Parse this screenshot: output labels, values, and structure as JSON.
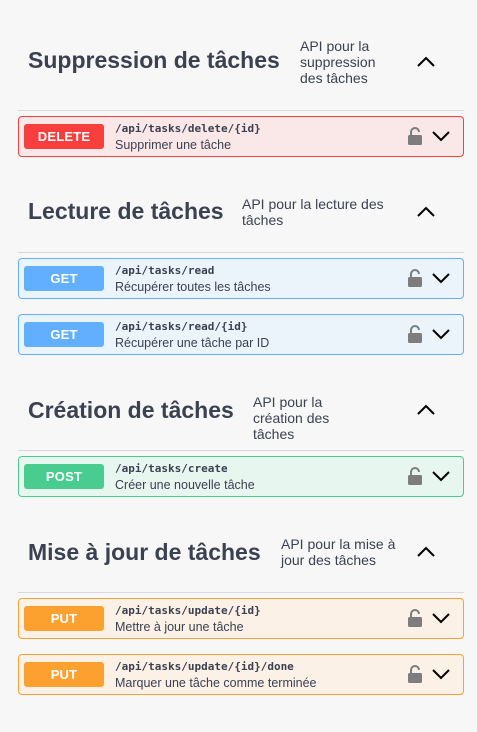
{
  "sections": [
    {
      "title": "Suppression de tâches",
      "description": "API pour la suppression des tâches",
      "operations": [
        {
          "method": "DELETE",
          "path": "/api/tasks/delete/{id}",
          "summary": "Supprimer une tâche"
        }
      ]
    },
    {
      "title": "Lecture de tâches",
      "description": "API pour la lecture des tâches",
      "operations": [
        {
          "method": "GET",
          "path": "/api/tasks/read",
          "summary": "Récupérer toutes les tâches"
        },
        {
          "method": "GET",
          "path": "/api/tasks/read/{id}",
          "summary": "Récupérer une tâche par ID"
        }
      ]
    },
    {
      "title": "Création de tâches",
      "description": "API pour la création des tâches",
      "operations": [
        {
          "method": "POST",
          "path": "/api/tasks/create",
          "summary": "Créer une nouvelle tâche"
        }
      ]
    },
    {
      "title": "Mise à jour de tâches",
      "description": "API pour la mise à jour des tâches",
      "operations": [
        {
          "method": "PUT",
          "path": "/api/tasks/update/{id}",
          "summary": "Mettre à jour une tâche"
        },
        {
          "method": "PUT",
          "path": "/api/tasks/update/{id}/done",
          "summary": "Marquer une tâche comme terminée"
        }
      ]
    }
  ],
  "colors": {
    "DELETE": "#f93e3e",
    "GET": "#61affe",
    "POST": "#49cc90",
    "PUT": "#fca130",
    "text": "#3b4151"
  },
  "icons": {
    "lock": "lock-icon",
    "expand": "chevron-down-icon",
    "collapse": "chevron-up-icon"
  }
}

....

*GOAL OF THE EXERCISE*. Each line of the data should be quoted exactly, with pictures left out.

*SOLUTION BELOW*.
Parse this screenshot: output labels, values, and structure as JSON.
{
  "sections": [
    {
      "title": "Suppression de tâches",
      "description": "API pour la suppression des tâches",
      "operations": [
        {
          "method": "DELETE",
          "path": "/api/tasks/delete/{id}",
          "summary": "Supprimer une tâche"
        }
      ]
    },
    {
      "title": "Lecture de tâches",
      "description": "API pour la lecture des tâches",
      "operations": [
        {
          "method": "GET",
          "path": "/api/tasks/read",
          "summary": "Récupérer toutes les tâches"
        },
        {
          "method": "GET",
          "path": "/api/tasks/read/{id}",
          "summary": "Récupérer une tâche par ID"
        }
      ]
    },
    {
      "title": "Création de tâches",
      "description": "API pour la création des tâches",
      "operations": [
        {
          "method": "POST",
          "path": "/api/tasks/create",
          "summary": "Créer une nouvelle tâche"
        }
      ]
    },
    {
      "title": "Mise à jour de tâches",
      "description": "API pour la mise à jour des tâches",
      "operations": [
        {
          "method": "PUT",
          "path": "/api/tasks/update/{id}",
          "summary": "Mettre à jour une tâche"
        },
        {
          "method": "PUT",
          "path": "/api/tasks/update/{id}/done",
          "summary": "Marquer une tâche comme terminée"
        }
      ]
    }
  ],
  "colors": {
    "DELETE": "#f93e3e",
    "GET": "#61affe",
    "POST": "#49cc90",
    "PUT": "#fca130",
    "text": "#3b4151"
  },
  "icons": {
    "lock": "lock-icon",
    "expand": "chevron-down-icon",
    "collapse": "chevron-up-icon"
  }
}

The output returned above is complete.